* [Directive]
Exactly reproduce each record listed below.

* [Exercise inputs]
• • • • •

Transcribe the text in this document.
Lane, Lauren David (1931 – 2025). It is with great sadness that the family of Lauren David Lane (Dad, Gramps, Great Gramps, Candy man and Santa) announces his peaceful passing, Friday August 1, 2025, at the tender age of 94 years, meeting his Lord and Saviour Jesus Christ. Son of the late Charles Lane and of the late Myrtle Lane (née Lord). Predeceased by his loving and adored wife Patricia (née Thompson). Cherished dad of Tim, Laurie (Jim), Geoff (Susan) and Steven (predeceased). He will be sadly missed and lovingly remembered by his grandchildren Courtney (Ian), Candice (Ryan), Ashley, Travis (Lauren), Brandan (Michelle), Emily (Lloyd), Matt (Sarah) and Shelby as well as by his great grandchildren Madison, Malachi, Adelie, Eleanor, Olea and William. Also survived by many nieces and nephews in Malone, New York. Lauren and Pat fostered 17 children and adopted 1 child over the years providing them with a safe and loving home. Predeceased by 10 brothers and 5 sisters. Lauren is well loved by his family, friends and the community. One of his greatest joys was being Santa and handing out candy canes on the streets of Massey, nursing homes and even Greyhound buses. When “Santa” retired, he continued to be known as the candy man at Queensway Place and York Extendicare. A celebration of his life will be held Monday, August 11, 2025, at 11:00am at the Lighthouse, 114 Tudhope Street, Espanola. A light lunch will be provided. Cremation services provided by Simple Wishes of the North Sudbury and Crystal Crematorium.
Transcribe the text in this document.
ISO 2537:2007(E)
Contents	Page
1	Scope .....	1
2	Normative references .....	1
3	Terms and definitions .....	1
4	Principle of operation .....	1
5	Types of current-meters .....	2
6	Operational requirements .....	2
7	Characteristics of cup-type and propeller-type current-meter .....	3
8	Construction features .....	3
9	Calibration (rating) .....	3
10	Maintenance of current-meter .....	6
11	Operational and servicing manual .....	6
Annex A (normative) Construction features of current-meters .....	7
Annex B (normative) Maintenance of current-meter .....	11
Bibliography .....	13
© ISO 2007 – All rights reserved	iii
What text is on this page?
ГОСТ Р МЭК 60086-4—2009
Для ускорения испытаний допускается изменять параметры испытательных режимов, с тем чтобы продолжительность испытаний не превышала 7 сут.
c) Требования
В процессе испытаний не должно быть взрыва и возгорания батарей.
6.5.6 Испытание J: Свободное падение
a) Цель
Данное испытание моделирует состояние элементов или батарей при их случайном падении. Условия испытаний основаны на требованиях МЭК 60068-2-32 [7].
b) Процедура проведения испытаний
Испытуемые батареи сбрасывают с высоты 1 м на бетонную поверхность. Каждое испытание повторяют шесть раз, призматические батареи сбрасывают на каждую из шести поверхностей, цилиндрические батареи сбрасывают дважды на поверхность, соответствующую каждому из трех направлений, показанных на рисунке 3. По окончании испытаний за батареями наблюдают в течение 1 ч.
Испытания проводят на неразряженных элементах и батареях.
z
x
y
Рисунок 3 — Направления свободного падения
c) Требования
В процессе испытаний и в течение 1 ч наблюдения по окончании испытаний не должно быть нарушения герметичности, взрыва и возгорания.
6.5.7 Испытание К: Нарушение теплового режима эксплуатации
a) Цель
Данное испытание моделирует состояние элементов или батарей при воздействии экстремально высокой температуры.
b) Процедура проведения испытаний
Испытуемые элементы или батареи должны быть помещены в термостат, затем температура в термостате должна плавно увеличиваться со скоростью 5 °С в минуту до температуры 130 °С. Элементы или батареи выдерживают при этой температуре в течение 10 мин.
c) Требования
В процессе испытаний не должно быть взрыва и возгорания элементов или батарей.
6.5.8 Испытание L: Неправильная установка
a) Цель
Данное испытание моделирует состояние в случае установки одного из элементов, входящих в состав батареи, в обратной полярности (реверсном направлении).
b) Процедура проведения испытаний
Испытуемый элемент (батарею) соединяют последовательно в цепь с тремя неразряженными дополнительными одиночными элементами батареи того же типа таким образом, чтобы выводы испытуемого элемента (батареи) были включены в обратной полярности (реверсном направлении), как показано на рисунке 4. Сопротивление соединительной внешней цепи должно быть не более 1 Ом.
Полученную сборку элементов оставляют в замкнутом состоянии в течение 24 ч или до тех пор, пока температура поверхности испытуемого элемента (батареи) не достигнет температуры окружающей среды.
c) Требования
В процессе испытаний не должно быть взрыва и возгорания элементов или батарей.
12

• • • • •

* [Finished answer]
Transcribe the text in this document.
Lane, Lauren David (1931 – 2025). It is with great sadness that the family of Lauren David Lane (Dad, Gramps, Great Gramps, Candy man and Santa) announces his peaceful passing, Friday August 1, 2025, at the tender age of 94 years, meeting his Lord and Saviour Jesus Christ. Son of the late Charles Lane and of the late Myrtle Lane (née Lord). Predeceased by his loving and adored wife Patricia (née Thompson). Cherished dad of Tim, Laurie (Jim), Geoff (Susan) and Steven (predeceased). He will be sadly missed and lovingly remembered by his grandchildren Courtney (Ian), Candice (Ryan), Ashley, Travis (Lauren), Brandan (Michelle), Emily (Lloyd), Matt (Sarah) and Shelby as well as by his great grandchildren Madison, Malachi, Adelie, Eleanor, Olea and William. Also survived by many nieces and nephews in Malone, New York. Lauren and Pat fostered 17 children and adopted 1 child over the years providing them with a safe and loving home. Predeceased by 10 brothers and 5 sisters. Lauren is well loved by his family, friends and the community. One of his greatest joys was being Santa and handing out candy canes on the streets of Massey, nursing homes and even Greyhound buses. When “Santa” retired, he continued to be known as the candy man at Queensway Place and York Extendicare. A celebration of his life will be held Monday, August 11, 2025, at 11:00am at the Lighthouse, 114 Tudhope Street, Espanola. A light lunch will be provided. Cremation services provided by Simple Wishes of the North Sudbury and Crystal Crematorium.
Transcribe the text in this document.
ISO 2537:2007(E)
Contents	Page
1	Scope .....	1
2	Normative references .....	1
3	Terms and definitions .....	1
4	Principle of operation .....	1
5	Types of current-meters .....	2
6	Operational requirements .....	2
7	Characteristics of cup-type and propeller-type current-meter .....	3
8	Construction features .....	3
9	Calibration (rating) .....	3
10	Maintenance of current-meter .....	6
11	Operational and servicing manual .....	6
Annex A (normative) Construction features of current-meters .....	7
Annex B (normative) Maintenance of current-meter .....	11
Bibliography .....	13
© ISO 2007 – All rights reserved	iii
What text is on this page?
ГОСТ Р МЭК 60086-4—2009
Для ускорения испытаний допускается изменять параметры испытательных режимов, с тем чтобы продолжительность испытаний не превышала 7 сут.
c) Требования
В процессе испытаний не должно быть взрыва и возгорания батарей.
6.5.6 Испытание J: Свободное падение
a) Цель
Данное испытание моделирует состояние элементов или батарей при их случайном падении. Условия испытаний основаны на требованиях МЭК 60068-2-32 [7].
b) Процедура проведения испытаний
Испытуемые батареи сбрасывают с высоты 1 м на бетонную поверхность. Каждое испытание повторяют шесть раз, призматические батареи сбрасывают на каждую из шести поверхностей, цилиндрические батареи сбрасывают дважды на поверхность, соответствующую каждому из трех направлений, показанных на рисунке 3. По окончании испытаний за батареями наблюдают в течение 1 ч.
Испытания проводят на неразряженных элементах и батареях.
z
x
y
Рисунок 3 — Направления свободного падения
c) Требования
В процессе испытаний и в течение 1 ч наблюдения по окончании испытаний не должно быть нарушения герметичности, взрыва и возгорания.
6.5.7 Испытание К: Нарушение теплового режима эксплуатации
a) Цель
Данное испытание моделирует состояние элементов или батарей при воздействии экстремально высокой температуры.
b) Процедура проведения испытаний
Испытуемые элементы или батареи должны быть помещены в термостат, затем температура в термостате должна плавно увеличиваться со скоростью 5 °С в минуту до температуры 130 °С. Элементы или батареи выдерживают при этой температуре в течение 10 мин.
c) Требования
В процессе испытаний не должно быть взрыва и возгорания элементов или батарей.
6.5.8 Испытание L: Неправильная установка
a) Цель
Данное испытание моделирует состояние в случае установки одного из элементов, входящих в состав батареи, в обратной полярности (реверсном направлении).
b) Процедура проведения испытаний
Испытуемый элемент (батарею) соединяют последовательно в цепь с тремя неразряженными дополнительными одиночными элементами батареи того же типа таким образом, чтобы выводы испытуемого элемента (батареи) были включены в обратной полярности (реверсном направлении), как показано на рисунке 4. Сопротивление соединительной внешней цепи должно быть не более 1 Ом.
Полученную сборку элементов оставляют в замкнутом состоянии в течение 24 ч или до тех пор, пока температура поверхности испытуемого элемента (батареи) не достигнет температуры окружающей среды.
c) Требования
В процессе испытаний не должно быть взрыва и возгорания элементов или батарей.
12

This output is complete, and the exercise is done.